-- REQUIREMENTS --
Write out the whole listing, matching it exactly.

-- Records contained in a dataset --

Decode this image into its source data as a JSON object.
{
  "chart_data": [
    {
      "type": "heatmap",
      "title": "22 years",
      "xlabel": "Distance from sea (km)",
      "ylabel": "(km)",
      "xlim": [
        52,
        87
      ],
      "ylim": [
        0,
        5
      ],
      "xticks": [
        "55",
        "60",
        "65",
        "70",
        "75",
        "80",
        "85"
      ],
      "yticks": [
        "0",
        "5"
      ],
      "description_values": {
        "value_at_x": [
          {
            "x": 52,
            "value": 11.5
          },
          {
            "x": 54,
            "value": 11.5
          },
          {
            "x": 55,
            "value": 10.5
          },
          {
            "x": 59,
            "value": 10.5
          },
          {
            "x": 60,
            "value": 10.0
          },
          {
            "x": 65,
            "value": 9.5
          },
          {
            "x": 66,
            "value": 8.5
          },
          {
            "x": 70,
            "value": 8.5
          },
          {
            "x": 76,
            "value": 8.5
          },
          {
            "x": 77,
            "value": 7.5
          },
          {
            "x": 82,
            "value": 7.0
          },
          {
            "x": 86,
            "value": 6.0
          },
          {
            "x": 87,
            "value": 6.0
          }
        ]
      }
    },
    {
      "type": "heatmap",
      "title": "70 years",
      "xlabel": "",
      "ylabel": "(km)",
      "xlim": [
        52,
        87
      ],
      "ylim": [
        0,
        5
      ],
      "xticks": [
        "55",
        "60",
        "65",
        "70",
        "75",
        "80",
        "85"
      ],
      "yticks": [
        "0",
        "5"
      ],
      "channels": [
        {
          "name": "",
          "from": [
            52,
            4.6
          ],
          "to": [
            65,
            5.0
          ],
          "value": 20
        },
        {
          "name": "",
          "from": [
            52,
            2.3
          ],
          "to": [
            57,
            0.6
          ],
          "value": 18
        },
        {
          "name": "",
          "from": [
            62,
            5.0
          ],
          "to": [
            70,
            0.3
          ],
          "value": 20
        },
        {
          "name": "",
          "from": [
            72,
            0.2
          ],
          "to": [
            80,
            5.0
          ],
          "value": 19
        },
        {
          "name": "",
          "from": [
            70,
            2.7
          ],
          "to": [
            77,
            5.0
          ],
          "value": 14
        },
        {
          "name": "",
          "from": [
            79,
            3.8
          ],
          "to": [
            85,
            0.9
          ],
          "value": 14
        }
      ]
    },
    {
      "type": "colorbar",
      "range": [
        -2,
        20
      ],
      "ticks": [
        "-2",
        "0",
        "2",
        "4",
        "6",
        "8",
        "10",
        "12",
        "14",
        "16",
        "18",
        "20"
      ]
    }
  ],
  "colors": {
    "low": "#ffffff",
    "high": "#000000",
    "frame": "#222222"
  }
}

-- EXPECTED ANSWER --
Decode this image into its source data as a JSON object.
{
  "chart_data": [
    {
      "type": "heatmap",
      "title": "22 years",
      "xlabel": "Distance from sea (km)",
      "ylabel": "(km)",
      "xlim": [
        52,
        87
      ],
      "ylim": [
        0,
        5
      ],
      "xticks": [
        "55",
        "60",
        "65",
        "70",
        "75",
        "80",
        "85"
      ],
      "yticks": [
        "0",
        "5"
      ],
      "description_values": {
        "value_at_x": [
          {
            "x": 52,
            "value": 11.5
          },
          {
            "x": 54,
            "value": 11.5
          },
          {
            "x": 55,
            "value": 10.5
          },
          {
            "x": 59,
            "value": 10.5
          },
          {
            "x": 60,
            "value": 10.0
          },
          {
            "x": 65,
            "value": 9.5
          },
          {
            "x": 66,
            "value": 8.5
          },
          {
            "x": 70,
            "value": 8.5
          },
          {
            "x": 76,
            "value": 8.5
          },
          {
            "x": 77,
            "value": 7.5
          },
          {
            "x": 82,
            "value": 7.0
          },
          {
            "x": 86,
            "value": 6.0
          },
          {
            "x": 87,
            "value": 6.0
          }
        ]
      }
    },
    {
      "type": "heatmap",
      "title": "70 years",
      "xlabel": "",
      "ylabel": "(km)",
      "xlim": [
        52,
        87
      ],
      "ylim": [
        0,
        5
      ],
      "xticks": [
        "55",
        "60",
        "65",
        "70",
        "75",
        "80",
        "85"
      ],
      "yticks": [
        "0",
        "5"
      ],
      "channels": [
        {
          "name": "",
          "from": [
            52,
            4.6
          ],
          "to": [
            65,
            5.0
          ],
          "value": 20
        },
        {
          "name": "",
          "from": [
            52,
            2.3
          ],
          "to": [
            57,
            0.6
          ],
          "value": 18
        },
        {
          "name": "",
          "from": [
            62,
            5.0
          ],
          "to": [
            70,
            0.3
          ],
          "value": 20
        },
        {
          "name": "",
          "from": [
            72,
            0.2
          ],
          "to": [
            80,
            5.0
          ],
          "value": 19
        },
        {
          "name": "",
          "from": [
            70,
            2.7
          ],
          "to": [
            77,
            5.0
          ],
          "value": 14
        },
        {
          "name": "",
          "from": [
            79,
            3.8
          ],
          "to": [
            85,
            0.9
          ],
          "value": 14
        }
      ]
    },
    {
      "type": "colorbar",
      "range": [
        -2,
        20
      ],
      "ticks": [
        "-2",
        "0",
        "2",
        "4",
        "6",
        "8",
        "10",
        "12",
        "14",
        "16",
        "18",
        "20"
      ]
    }
  ],
  "colors": {
    "low": "#ffffff",
    "high": "#000000",
    "frame": "#222222"
  }
}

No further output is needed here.